** START Records for the exercise **

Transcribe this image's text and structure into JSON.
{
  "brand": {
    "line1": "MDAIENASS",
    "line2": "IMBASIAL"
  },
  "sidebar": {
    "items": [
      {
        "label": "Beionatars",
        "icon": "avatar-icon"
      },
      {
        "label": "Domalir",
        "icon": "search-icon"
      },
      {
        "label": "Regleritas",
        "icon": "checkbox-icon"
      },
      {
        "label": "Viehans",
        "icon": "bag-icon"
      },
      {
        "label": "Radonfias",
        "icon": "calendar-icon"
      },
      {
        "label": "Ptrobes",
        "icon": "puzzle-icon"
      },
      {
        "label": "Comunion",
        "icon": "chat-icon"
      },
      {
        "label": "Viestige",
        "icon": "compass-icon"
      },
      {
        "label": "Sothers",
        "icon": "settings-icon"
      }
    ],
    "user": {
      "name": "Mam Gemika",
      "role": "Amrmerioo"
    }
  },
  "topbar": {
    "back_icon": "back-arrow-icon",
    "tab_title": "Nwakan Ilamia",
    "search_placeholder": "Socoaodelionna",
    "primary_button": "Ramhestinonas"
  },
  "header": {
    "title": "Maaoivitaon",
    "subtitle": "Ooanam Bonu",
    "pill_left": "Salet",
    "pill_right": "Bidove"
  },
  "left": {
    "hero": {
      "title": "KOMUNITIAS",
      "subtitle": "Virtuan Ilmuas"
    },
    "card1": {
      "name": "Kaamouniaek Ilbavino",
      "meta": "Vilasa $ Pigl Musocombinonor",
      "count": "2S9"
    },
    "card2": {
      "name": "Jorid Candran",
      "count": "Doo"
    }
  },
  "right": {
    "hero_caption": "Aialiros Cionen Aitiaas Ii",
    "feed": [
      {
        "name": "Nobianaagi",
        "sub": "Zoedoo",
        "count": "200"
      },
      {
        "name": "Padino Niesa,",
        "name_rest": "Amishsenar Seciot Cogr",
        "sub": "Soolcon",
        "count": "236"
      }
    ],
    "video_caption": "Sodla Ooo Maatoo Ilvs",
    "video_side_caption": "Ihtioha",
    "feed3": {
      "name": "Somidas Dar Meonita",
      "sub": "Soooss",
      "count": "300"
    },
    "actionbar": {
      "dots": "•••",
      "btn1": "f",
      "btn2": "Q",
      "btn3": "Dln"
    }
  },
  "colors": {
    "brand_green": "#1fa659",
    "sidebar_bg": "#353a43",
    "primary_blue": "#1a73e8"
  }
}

** END Records for the exercise **

• Challenge
Make an exact copy of the listing, including every line.

• Final result
Transcribe this image's text and structure into JSON.
{
  "brand": {
    "line1": "MDAIENASS",
    "line2": "IMBASIAL"
  },
  "sidebar": {
    "items": [
      {
        "label": "Beionatars",
        "icon": "avatar-icon"
      },
      {
        "label": "Domalir",
        "icon": "search-icon"
      },
      {
        "label": "Regleritas",
        "icon": "checkbox-icon"
      },
      {
        "label": "Viehans",
        "icon": "bag-icon"
      },
      {
        "label": "Radonfias",
        "icon": "calendar-icon"
      },
      {
        "label": "Ptrobes",
        "icon": "puzzle-icon"
      },
      {
        "label": "Comunion",
        "icon": "chat-icon"
      },
      {
        "label": "Viestige",
        "icon": "compass-icon"
      },
      {
        "label": "Sothers",
        "icon": "settings-icon"
      }
    ],
    "user": {
      "name": "Mam Gemika",
      "role": "Amrmerioo"
    }
  },
  "topbar": {
    "back_icon": "back-arrow-icon",
    "tab_title": "Nwakan Ilamia",
    "search_placeholder": "Socoaodelionna",
    "primary_button": "Ramhestinonas"
  },
  "header": {
    "title": "Maaoivitaon",
    "subtitle": "Ooanam Bonu",
    "pill_left": "Salet",
    "pill_right": "Bidove"
  },
  "left": {
    "hero": {
      "title": "KOMUNITIAS",
      "subtitle": "Virtuan Ilmuas"
    },
    "card1": {
      "name": "Kaamouniaek Ilbavino",
      "meta": "Vilasa $ Pigl Musocombinonor",
      "count": "2S9"
    },
    "card2": {
      "name": "Jorid Candran",
      "count": "Doo"
    }
  },
  "right": {
    "hero_caption": "Aialiros Cionen Aitiaas Ii",
    "feed": [
      {
        "name": "Nobianaagi",
        "sub": "Zoedoo",
        "count": "200"
      },
      {
        "name": "Padino Niesa,",
        "name_rest": "Amishsenar Seciot Cogr",
        "sub": "Soolcon",
        "count": "236"
      }
    ],
    "video_caption": "Sodla Ooo Maatoo Ilvs",
    "video_side_caption": "Ihtioha",
    "feed3": {
      "name": "Somidas Dar Meonita",
      "sub": "Soooss",
      "count": "300"
    },
    "actionbar": {
      "dots": "•••",
      "btn1": "f",
      "btn2": "Q",
      "btn3": "Dln"
    }
  },
  "colors": {
    "brand_green": "#1fa659",
    "sidebar_bg": "#353a43",
    "primary_blue": "#1a73e8"
  }
}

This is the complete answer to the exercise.